- GIVEN EXERCISE
Give back the full material, exactly as it reads.

[Items listed in a dataset]
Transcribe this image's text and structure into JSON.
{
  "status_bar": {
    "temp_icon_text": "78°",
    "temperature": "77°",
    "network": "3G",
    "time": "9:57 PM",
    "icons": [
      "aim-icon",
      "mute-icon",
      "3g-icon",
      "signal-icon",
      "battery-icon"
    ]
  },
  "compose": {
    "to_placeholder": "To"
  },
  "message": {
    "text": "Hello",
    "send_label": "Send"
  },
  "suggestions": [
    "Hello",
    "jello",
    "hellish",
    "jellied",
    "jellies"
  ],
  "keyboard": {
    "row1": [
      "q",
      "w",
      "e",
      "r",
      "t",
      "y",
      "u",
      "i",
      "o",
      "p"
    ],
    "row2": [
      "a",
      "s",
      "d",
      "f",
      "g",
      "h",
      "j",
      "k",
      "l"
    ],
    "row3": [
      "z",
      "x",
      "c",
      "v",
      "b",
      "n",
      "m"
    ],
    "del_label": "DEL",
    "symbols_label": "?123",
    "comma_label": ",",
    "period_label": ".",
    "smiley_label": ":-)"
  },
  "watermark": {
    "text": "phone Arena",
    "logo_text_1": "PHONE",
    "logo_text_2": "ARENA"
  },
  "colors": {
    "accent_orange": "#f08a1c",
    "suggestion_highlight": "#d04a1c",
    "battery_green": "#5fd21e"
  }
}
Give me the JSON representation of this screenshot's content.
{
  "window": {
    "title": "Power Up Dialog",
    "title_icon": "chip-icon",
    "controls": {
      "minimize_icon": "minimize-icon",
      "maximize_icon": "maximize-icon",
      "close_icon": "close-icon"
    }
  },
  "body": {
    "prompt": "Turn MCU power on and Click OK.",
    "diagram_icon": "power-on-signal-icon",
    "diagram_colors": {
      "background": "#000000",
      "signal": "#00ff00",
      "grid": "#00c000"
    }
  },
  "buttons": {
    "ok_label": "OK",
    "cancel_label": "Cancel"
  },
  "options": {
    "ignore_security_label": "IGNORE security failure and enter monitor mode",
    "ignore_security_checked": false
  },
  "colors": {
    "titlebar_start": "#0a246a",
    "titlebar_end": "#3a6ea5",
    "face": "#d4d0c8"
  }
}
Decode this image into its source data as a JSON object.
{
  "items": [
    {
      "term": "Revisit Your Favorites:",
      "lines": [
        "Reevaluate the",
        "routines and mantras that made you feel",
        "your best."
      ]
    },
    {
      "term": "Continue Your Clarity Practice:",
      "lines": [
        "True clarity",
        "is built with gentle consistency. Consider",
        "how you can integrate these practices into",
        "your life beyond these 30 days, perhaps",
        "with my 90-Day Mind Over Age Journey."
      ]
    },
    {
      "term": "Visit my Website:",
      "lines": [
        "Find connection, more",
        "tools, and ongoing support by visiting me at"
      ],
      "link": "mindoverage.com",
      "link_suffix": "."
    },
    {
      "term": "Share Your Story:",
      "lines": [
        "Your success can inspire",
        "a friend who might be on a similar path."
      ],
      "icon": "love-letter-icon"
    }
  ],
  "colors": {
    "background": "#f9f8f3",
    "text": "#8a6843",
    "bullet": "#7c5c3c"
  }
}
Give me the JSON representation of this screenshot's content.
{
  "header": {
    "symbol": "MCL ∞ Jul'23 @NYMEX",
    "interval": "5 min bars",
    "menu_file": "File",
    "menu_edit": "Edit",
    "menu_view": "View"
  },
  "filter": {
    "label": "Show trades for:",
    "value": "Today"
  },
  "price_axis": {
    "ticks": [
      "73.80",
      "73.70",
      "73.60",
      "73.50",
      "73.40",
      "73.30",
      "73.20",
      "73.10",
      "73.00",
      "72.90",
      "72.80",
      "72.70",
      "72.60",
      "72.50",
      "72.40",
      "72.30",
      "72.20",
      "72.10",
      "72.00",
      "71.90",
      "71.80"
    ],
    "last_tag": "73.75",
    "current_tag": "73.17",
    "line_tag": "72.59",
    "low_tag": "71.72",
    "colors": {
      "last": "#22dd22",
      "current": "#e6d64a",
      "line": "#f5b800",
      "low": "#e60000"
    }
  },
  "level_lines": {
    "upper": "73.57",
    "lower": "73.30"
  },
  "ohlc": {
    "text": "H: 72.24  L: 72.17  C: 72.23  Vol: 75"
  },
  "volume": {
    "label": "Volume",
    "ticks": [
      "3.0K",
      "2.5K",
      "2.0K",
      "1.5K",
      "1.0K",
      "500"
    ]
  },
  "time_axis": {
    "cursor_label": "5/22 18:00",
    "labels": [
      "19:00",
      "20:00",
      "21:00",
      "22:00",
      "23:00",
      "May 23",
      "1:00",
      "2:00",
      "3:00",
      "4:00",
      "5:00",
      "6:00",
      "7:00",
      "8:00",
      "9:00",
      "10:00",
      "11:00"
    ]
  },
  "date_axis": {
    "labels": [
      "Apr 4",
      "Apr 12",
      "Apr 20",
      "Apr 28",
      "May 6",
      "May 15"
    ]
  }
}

- FINISHED TASK
Transcribe this image's text and structure into JSON.
{
  "status_bar": {
    "temp_icon_text": "78°",
    "temperature": "77°",
    "network": "3G",
    "time": "9:57 PM",
    "icons": [
      "aim-icon",
      "mute-icon",
      "3g-icon",
      "signal-icon",
      "battery-icon"
    ]
  },
  "compose": {
    "to_placeholder": "To"
  },
  "message": {
    "text": "Hello",
    "send_label": "Send"
  },
  "suggestions": [
    "Hello",
    "jello",
    "hellish",
    "jellied",
    "jellies"
  ],
  "keyboard": {
    "row1": [
      "q",
      "w",
      "e",
      "r",
      "t",
      "y",
      "u",
      "i",
      "o",
      "p"
    ],
    "row2": [
      "a",
      "s",
      "d",
      "f",
      "g",
      "h",
      "j",
      "k",
      "l"
    ],
    "row3": [
      "z",
      "x",
      "c",
      "v",
      "b",
      "n",
      "m"
    ],
    "del_label": "DEL",
    "symbols_label": "?123",
    "comma_label": ",",
    "period_label": ".",
    "smiley_label": ":-)"
  },
  "watermark": {
    "text": "phone Arena",
    "logo_text_1": "PHONE",
    "logo_text_2": "ARENA"
  },
  "colors": {
    "accent_orange": "#f08a1c",
    "suggestion_highlight": "#d04a1c",
    "battery_green": "#5fd21e"
  }
}
Give me the JSON representation of this screenshot's content.
{
  "window": {
    "title": "Power Up Dialog",
    "title_icon": "chip-icon",
    "controls": {
      "minimize_icon": "minimize-icon",
      "maximize_icon": "maximize-icon",
      "close_icon": "close-icon"
    }
  },
  "body": {
    "prompt": "Turn MCU power on and Click OK.",
    "diagram_icon": "power-on-signal-icon",
    "diagram_colors": {
      "background": "#000000",
      "signal": "#00ff00",
      "grid": "#00c000"
    }
  },
  "buttons": {
    "ok_label": "OK",
    "cancel_label": "Cancel"
  },
  "options": {
    "ignore_security_label": "IGNORE security failure and enter monitor mode",
    "ignore_security_checked": false
  },
  "colors": {
    "titlebar_start": "#0a246a",
    "titlebar_end": "#3a6ea5",
    "face": "#d4d0c8"
  }
}
Decode this image into its source data as a JSON object.
{
  "items": [
    {
      "term": "Revisit Your Favorites:",
      "lines": [
        "Reevaluate the",
        "routines and mantras that made you feel",
        "your best."
      ]
    },
    {
      "term": "Continue Your Clarity Practice:",
      "lines": [
        "True clarity",
        "is built with gentle consistency. Consider",
        "how you can integrate these practices into",
        "your life beyond these 30 days, perhaps",
        "with my 90-Day Mind Over Age Journey."
      ]
    },
    {
      "term": "Visit my Website:",
      "lines": [
        "Find connection, more",
        "tools, and ongoing support by visiting me at"
      ],
      "link": "mindoverage.com",
      "link_suffix": "."
    },
    {
      "term": "Share Your Story:",
      "lines": [
        "Your success can inspire",
        "a friend who might be on a similar path."
      ],
      "icon": "love-letter-icon"
    }
  ],
  "colors": {
    "background": "#f9f8f3",
    "text": "#8a6843",
    "bullet": "#7c5c3c"
  }
}
Give me the JSON representation of this screenshot's content.
{
  "header": {
    "symbol": "MCL ∞ Jul'23 @NYMEX",
    "interval": "5 min bars",
    "menu_file": "File",
    "menu_edit": "Edit",
    "menu_view": "View"
  },
  "filter": {
    "label": "Show trades for:",
    "value": "Today"
  },
  "price_axis": {
    "ticks": [
      "73.80",
      "73.70",
      "73.60",
      "73.50",
      "73.40",
      "73.30",
      "73.20",
      "73.10",
      "73.00",
      "72.90",
      "72.80",
      "72.70",
      "72.60",
      "72.50",
      "72.40",
      "72.30",
      "72.20",
      "72.10",
      "72.00",
      "71.90",
      "71.80"
    ],
    "last_tag": "73.75",
    "current_tag": "73.17",
    "line_tag": "72.59",
    "low_tag": "71.72",
    "colors": {
      "last": "#22dd22",
      "current": "#e6d64a",
      "line": "#f5b800",
      "low": "#e60000"
    }
  },
  "level_lines": {
    "upper": "73.57",
    "lower": "73.30"
  },
  "ohlc": {
    "text": "H: 72.24  L: 72.17  C: 72.23  Vol: 75"
  },
  "volume": {
    "label": "Volume",
    "ticks": [
      "3.0K",
      "2.5K",
      "2.0K",
      "1.5K",
      "1.0K",
      "500"
    ]
  },
  "time_axis": {
    "cursor_label": "5/22 18:00",
    "labels": [
      "19:00",
      "20:00",
      "21:00",
      "22:00",
      "23:00",
      "May 23",
      "1:00",
      "2:00",
      "3:00",
      "4:00",
      "5:00",
      "6:00",
      "7:00",
      "8:00",
      "9:00",
      "10:00",
      "11:00"
    ]
  },
  "date_axis": {
    "labels": [
      "Apr 4",
      "Apr 12",
      "Apr 20",
      "Apr 28",
      "May 6",
      "May 15"
    ]
  }
}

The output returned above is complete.